## Goal
Wherever the word "this" shows up in a line, please copy that line.

[Data entries]
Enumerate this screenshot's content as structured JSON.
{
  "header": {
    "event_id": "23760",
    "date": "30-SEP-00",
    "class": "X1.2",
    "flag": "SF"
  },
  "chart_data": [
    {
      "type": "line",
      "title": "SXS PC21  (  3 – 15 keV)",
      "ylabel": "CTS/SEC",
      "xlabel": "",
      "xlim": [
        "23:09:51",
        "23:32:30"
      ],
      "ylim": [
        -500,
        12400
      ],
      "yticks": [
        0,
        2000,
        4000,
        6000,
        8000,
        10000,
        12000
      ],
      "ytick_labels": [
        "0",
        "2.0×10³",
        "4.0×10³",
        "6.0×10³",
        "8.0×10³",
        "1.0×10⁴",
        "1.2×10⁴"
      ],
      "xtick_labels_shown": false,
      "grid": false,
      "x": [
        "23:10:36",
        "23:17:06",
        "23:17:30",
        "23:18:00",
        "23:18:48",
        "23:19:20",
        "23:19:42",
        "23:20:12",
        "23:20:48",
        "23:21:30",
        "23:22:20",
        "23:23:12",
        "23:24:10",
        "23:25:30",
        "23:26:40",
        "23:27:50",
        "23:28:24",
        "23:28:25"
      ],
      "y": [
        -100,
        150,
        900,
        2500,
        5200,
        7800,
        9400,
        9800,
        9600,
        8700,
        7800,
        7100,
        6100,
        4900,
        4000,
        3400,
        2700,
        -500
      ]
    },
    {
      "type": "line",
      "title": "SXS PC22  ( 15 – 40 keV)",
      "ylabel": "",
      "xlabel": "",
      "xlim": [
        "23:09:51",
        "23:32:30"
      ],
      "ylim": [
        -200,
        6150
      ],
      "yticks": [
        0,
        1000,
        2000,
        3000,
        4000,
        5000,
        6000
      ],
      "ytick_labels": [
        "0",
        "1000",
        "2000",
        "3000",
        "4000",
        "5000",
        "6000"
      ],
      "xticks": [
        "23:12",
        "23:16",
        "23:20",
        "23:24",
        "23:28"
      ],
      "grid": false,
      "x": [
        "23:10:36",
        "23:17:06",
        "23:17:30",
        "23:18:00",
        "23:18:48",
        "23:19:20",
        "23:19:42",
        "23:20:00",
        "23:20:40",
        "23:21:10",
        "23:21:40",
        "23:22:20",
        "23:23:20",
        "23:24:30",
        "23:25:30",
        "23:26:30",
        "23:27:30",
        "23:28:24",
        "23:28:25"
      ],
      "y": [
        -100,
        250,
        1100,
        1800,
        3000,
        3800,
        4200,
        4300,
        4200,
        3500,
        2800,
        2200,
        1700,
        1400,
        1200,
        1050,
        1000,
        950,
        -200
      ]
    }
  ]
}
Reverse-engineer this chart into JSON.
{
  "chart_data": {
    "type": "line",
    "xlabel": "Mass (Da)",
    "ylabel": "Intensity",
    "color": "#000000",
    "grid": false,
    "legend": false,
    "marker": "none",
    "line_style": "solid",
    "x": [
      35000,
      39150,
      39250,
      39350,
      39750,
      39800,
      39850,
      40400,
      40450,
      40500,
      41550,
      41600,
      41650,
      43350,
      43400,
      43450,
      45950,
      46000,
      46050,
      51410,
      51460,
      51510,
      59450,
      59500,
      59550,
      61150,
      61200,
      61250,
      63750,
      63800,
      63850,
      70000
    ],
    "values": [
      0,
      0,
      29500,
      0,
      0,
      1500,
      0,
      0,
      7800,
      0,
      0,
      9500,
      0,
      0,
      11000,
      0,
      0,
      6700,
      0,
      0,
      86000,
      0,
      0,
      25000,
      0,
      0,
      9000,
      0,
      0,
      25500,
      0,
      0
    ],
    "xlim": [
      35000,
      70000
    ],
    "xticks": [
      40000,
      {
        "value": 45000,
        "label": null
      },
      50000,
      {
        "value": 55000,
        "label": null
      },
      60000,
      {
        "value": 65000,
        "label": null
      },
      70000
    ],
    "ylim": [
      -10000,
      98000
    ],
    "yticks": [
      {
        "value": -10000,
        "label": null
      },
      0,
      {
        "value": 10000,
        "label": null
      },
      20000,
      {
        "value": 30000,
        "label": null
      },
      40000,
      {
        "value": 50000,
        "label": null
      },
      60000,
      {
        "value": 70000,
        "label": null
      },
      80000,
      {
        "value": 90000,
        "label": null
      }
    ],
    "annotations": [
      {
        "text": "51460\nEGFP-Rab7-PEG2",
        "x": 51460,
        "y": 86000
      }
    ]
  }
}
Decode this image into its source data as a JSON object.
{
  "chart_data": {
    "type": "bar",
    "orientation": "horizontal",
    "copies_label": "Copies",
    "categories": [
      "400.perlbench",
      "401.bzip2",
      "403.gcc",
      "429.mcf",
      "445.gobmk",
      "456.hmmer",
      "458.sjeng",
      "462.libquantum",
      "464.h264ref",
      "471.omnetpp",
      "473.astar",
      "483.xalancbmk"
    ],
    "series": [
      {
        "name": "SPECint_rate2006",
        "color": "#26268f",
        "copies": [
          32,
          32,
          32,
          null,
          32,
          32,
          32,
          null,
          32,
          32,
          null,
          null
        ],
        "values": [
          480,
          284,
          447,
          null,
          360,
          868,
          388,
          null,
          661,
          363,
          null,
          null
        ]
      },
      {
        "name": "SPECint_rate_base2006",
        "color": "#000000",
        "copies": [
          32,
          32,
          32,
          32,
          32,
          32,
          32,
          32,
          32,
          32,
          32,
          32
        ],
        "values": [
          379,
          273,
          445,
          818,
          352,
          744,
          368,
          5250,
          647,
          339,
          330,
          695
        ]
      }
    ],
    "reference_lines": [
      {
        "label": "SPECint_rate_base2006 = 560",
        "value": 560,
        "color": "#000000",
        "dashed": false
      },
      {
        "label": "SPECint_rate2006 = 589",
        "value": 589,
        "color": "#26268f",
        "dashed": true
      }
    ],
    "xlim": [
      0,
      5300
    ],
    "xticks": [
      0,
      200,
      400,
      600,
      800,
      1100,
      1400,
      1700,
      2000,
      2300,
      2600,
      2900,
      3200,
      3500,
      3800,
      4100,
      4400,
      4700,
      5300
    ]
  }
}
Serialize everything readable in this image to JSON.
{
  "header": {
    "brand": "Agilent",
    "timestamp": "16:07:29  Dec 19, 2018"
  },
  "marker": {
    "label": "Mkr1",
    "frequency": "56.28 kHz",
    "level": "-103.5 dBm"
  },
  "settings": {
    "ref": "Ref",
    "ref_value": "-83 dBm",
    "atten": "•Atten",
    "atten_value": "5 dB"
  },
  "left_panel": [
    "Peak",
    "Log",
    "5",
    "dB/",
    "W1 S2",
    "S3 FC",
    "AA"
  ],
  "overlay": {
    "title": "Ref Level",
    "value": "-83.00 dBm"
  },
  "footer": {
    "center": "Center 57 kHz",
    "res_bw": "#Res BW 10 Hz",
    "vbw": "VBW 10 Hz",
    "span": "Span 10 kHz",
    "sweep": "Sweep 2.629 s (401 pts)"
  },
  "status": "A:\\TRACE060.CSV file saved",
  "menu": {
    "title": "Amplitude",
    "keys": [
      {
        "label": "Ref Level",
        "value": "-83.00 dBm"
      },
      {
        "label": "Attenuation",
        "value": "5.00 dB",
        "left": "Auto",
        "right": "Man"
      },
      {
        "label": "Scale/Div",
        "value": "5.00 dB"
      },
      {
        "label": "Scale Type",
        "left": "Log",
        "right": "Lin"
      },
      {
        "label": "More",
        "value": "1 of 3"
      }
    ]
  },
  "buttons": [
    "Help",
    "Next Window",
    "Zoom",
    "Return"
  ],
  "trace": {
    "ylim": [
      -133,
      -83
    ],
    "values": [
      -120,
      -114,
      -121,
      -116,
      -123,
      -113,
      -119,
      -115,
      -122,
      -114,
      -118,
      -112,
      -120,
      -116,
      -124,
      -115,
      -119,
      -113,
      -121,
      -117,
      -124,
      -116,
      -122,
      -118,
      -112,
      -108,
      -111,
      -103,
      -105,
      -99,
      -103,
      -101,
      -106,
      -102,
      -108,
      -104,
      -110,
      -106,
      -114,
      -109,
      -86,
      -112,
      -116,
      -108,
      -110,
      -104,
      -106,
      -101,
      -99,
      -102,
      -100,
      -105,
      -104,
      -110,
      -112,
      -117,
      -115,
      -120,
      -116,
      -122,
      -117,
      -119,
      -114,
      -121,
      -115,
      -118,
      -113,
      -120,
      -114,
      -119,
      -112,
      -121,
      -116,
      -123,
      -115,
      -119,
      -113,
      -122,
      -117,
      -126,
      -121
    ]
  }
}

## Result below
Enumerate this screenshot's content as structured JSON.
Reverse-engineer this chart into JSON.
Decode this image into its source data as a JSON object.
Serialize everything readable in this image to JSON.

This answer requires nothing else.